[Data lines]

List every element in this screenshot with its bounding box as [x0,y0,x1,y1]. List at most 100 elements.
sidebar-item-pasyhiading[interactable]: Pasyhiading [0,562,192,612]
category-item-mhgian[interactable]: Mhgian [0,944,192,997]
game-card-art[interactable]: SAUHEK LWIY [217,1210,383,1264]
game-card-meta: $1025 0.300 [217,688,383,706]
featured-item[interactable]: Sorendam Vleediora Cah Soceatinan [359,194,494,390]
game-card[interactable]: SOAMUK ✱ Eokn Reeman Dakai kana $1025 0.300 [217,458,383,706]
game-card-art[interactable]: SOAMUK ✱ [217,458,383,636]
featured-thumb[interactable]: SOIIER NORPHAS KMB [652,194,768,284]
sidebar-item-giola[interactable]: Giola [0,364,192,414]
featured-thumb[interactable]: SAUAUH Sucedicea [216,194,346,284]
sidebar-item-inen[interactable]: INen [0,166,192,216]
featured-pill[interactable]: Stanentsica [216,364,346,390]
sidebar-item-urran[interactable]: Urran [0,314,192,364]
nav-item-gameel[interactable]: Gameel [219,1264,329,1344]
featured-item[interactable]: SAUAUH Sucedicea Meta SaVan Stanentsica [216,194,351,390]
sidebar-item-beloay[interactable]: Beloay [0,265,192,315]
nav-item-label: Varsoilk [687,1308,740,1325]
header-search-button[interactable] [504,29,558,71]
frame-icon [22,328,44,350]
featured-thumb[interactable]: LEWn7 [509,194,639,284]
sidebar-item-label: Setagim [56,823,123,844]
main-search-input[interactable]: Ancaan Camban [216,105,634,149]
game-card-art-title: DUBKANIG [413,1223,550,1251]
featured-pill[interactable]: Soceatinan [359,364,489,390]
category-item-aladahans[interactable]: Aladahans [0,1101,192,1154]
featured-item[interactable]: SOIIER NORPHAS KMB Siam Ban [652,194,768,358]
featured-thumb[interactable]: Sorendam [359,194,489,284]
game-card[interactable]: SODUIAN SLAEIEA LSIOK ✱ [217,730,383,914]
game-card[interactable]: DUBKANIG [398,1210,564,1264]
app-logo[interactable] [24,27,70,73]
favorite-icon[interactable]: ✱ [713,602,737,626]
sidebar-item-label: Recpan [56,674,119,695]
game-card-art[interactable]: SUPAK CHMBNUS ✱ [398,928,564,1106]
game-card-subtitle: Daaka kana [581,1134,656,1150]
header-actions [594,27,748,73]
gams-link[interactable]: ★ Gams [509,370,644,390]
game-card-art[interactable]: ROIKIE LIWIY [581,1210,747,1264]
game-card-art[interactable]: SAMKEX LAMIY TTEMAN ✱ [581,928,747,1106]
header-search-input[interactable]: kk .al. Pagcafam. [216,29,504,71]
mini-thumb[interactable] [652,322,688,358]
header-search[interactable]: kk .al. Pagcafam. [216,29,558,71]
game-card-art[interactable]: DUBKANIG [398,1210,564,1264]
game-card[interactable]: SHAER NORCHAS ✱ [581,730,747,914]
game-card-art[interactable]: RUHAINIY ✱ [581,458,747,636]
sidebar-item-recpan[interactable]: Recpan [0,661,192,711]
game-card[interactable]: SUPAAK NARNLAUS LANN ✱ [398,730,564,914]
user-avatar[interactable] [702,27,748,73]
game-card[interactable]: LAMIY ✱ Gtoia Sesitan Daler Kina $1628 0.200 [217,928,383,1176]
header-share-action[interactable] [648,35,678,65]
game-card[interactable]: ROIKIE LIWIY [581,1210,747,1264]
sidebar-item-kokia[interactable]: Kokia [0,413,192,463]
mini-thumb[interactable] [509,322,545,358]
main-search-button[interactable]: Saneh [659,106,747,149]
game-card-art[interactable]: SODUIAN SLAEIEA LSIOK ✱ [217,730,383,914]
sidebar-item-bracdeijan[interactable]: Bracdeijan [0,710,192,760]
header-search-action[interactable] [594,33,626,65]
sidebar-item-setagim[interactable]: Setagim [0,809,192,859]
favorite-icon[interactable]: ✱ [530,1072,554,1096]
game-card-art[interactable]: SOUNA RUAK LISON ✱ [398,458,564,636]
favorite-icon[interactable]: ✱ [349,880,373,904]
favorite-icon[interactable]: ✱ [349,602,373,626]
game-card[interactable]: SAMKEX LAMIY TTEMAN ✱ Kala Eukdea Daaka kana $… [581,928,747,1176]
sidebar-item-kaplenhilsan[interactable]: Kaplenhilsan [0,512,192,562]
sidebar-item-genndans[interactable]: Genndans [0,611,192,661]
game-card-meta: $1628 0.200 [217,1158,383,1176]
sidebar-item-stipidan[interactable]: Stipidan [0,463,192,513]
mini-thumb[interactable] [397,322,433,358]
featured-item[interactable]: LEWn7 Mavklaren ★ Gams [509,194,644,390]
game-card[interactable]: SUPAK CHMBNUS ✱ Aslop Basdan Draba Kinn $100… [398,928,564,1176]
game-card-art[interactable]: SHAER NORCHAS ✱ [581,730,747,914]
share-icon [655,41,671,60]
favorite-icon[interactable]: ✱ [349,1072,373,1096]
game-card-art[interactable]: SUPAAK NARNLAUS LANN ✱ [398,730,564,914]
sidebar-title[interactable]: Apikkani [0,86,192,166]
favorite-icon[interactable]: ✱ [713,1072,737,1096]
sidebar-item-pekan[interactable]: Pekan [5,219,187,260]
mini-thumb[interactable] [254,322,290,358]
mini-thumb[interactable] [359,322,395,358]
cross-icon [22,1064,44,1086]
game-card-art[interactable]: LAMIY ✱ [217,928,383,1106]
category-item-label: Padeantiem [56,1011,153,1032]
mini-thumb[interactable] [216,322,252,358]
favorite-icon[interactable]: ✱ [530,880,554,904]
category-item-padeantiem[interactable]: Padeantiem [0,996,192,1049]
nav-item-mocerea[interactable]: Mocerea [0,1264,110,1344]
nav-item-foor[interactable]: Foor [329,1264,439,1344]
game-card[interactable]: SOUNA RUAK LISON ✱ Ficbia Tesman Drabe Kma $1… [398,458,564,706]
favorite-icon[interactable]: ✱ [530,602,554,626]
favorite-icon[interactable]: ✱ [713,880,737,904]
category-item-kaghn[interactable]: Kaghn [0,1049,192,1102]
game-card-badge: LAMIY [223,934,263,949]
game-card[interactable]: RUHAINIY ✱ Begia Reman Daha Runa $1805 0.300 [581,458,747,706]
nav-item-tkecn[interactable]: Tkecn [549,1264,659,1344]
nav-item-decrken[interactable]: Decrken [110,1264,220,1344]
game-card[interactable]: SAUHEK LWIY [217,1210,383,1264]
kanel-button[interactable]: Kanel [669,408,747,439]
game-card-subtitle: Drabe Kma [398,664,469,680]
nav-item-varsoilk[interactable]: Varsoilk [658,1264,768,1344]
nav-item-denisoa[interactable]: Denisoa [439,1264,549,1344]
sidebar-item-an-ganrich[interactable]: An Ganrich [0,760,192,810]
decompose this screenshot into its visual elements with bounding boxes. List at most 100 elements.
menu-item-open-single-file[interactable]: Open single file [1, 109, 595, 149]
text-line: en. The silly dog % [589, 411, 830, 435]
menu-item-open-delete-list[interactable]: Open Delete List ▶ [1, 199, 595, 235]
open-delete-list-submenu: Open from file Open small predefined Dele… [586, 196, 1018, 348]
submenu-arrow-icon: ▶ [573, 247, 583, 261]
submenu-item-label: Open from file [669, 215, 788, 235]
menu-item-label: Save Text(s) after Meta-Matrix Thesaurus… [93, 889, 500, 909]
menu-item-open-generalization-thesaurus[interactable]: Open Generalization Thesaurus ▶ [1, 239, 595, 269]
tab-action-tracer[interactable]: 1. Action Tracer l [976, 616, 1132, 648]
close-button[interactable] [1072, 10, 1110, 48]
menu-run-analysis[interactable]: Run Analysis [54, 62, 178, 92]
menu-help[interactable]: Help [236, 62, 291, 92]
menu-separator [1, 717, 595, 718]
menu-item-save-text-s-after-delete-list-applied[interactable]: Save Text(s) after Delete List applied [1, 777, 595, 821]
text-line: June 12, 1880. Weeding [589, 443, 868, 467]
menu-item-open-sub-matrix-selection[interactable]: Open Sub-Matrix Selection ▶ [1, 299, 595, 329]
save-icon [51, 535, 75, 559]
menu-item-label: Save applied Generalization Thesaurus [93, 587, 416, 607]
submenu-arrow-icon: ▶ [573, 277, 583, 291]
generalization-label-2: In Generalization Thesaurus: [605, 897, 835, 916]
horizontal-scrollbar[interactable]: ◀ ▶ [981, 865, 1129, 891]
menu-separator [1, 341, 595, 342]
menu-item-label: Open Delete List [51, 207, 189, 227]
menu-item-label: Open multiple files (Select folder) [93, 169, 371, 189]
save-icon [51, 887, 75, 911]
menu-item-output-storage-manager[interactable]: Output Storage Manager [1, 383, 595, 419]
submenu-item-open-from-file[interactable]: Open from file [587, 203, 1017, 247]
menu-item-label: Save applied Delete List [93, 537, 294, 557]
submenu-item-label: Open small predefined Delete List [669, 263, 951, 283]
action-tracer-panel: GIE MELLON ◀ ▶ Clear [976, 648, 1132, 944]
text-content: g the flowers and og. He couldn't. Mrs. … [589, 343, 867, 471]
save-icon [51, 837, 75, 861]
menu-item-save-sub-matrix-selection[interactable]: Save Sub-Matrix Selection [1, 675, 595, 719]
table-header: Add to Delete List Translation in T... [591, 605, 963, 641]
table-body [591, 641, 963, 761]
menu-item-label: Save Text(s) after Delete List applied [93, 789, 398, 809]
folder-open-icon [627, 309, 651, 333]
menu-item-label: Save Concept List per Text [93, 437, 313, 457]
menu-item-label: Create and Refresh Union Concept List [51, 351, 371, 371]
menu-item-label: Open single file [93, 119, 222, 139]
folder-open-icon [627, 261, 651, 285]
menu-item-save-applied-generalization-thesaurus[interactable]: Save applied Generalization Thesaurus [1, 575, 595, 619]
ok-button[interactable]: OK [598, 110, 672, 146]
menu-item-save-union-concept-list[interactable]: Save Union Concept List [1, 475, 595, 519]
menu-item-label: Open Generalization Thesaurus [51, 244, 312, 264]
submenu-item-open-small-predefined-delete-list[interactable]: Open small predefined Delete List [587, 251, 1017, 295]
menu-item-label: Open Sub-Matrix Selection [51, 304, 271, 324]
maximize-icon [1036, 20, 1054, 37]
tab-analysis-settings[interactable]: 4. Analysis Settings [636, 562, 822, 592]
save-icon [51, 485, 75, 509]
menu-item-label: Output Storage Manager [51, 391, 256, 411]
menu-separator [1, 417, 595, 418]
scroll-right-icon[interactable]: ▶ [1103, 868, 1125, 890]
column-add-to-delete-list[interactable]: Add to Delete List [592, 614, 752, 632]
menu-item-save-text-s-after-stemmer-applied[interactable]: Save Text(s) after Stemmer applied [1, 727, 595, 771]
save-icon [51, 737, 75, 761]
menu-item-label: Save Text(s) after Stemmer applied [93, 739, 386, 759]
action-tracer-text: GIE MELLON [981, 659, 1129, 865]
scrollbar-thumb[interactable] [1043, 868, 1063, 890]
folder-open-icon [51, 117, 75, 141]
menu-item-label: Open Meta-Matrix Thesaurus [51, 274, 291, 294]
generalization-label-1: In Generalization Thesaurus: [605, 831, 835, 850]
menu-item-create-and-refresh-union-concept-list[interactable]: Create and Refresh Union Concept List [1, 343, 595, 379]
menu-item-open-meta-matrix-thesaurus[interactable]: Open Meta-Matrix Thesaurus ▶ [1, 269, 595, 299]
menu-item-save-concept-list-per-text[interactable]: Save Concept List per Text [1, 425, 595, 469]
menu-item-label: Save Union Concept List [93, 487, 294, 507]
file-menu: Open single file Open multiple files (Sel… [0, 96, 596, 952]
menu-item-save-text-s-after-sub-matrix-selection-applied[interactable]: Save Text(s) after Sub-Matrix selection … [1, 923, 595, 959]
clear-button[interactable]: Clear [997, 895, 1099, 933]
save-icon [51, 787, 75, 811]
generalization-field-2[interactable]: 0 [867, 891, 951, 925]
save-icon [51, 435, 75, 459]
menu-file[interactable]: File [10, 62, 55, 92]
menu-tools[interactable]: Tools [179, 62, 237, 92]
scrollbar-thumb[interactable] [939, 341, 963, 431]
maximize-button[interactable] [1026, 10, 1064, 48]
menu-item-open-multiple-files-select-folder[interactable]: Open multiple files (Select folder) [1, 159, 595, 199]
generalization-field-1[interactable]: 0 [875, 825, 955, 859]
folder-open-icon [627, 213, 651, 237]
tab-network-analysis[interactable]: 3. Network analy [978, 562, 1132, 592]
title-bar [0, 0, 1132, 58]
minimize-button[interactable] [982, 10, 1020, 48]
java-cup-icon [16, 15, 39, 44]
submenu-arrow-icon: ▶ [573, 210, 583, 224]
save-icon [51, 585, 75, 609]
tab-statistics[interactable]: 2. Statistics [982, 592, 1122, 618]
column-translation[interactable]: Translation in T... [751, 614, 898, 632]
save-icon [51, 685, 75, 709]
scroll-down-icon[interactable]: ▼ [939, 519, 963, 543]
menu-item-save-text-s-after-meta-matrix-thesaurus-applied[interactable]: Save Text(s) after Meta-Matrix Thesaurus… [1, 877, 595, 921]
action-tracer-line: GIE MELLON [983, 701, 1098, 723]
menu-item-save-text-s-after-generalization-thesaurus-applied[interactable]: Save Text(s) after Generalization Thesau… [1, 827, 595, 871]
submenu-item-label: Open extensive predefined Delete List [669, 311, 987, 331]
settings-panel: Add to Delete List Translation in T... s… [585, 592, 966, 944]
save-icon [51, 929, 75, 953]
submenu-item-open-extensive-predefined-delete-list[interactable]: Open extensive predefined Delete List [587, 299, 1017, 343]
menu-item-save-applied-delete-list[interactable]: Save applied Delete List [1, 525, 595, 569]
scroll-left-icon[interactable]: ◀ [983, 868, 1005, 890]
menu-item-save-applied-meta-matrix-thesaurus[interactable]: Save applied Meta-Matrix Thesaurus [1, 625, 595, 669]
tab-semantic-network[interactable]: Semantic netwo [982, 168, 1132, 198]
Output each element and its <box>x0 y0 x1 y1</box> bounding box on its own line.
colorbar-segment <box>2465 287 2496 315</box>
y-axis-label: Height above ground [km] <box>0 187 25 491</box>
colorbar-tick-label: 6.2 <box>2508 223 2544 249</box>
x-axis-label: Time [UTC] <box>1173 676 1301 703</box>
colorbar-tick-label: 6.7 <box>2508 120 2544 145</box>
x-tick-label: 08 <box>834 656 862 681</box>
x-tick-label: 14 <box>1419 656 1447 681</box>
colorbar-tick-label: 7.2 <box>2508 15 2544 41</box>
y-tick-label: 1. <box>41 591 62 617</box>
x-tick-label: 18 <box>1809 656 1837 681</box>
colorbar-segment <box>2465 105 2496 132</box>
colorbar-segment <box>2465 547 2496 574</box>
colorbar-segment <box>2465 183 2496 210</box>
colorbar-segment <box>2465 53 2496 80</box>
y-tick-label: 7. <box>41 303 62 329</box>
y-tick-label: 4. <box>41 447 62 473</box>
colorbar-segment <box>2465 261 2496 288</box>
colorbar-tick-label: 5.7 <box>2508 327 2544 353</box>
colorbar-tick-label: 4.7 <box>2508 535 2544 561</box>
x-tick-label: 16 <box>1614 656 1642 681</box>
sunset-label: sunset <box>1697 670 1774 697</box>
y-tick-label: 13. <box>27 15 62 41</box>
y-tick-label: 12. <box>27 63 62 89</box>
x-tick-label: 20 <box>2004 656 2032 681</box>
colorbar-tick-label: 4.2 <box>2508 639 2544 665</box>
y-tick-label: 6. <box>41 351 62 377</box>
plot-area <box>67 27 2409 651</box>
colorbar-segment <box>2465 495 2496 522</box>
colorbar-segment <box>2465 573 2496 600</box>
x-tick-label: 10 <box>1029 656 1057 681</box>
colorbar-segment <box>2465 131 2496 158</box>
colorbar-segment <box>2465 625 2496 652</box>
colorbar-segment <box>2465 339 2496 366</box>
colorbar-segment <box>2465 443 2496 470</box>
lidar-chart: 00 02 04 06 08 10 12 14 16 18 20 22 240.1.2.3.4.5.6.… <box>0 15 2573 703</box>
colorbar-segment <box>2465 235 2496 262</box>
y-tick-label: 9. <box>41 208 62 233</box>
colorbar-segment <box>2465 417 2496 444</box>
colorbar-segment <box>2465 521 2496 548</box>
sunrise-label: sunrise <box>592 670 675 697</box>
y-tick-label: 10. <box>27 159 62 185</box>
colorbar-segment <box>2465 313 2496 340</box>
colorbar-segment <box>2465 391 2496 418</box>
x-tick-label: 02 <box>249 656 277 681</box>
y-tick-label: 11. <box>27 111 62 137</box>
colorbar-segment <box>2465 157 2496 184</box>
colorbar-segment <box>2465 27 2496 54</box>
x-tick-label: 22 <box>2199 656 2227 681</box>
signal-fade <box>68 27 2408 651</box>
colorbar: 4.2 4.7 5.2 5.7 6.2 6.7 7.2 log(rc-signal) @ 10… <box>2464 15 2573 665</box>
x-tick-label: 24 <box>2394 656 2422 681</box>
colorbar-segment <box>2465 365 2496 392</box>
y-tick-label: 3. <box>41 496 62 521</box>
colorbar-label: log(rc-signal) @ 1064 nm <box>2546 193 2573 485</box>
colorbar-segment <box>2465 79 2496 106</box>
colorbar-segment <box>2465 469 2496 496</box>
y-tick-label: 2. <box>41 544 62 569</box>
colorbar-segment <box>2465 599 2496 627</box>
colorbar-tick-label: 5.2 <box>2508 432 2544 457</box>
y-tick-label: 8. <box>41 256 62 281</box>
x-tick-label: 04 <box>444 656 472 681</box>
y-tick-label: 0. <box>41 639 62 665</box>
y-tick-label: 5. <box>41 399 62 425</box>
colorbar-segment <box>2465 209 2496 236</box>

[Short exercise] Return unchanged every line from the start of the data through the line containing "featured-thumb[interactable]: SAUAUH Sucedicea", inclusive.

[Correct response]
List every element in this screenshot with its bounding box as [x0,y0,x1,y1]. List at most 100 elements.
sidebar-item-pasyhiading[interactable]: Pasyhiading [0,562,192,612]
category-item-mhgian[interactable]: Mhgian [0,944,192,997]
game-card-art[interactable]: SAUHEK LWIY [217,1210,383,1264]
game-card-meta: $1025 0.300 [217,688,383,706]
featured-item[interactable]: Sorendam Vleediora Cah Soceatinan [359,194,494,390]
game-card[interactable]: SOAMUK ✱ Eokn Reeman Dakai kana $1025 0.300 [217,458,383,706]
game-card-art[interactable]: SOAMUK ✱ [217,458,383,636]
featured-thumb[interactable]: SOIIER NORPHAS KMB [652,194,768,284]
sidebar-item-giola[interactable]: Giola [0,364,192,414]
featured-thumb[interactable]: SAUAUH Sucedicea [216,194,346,284]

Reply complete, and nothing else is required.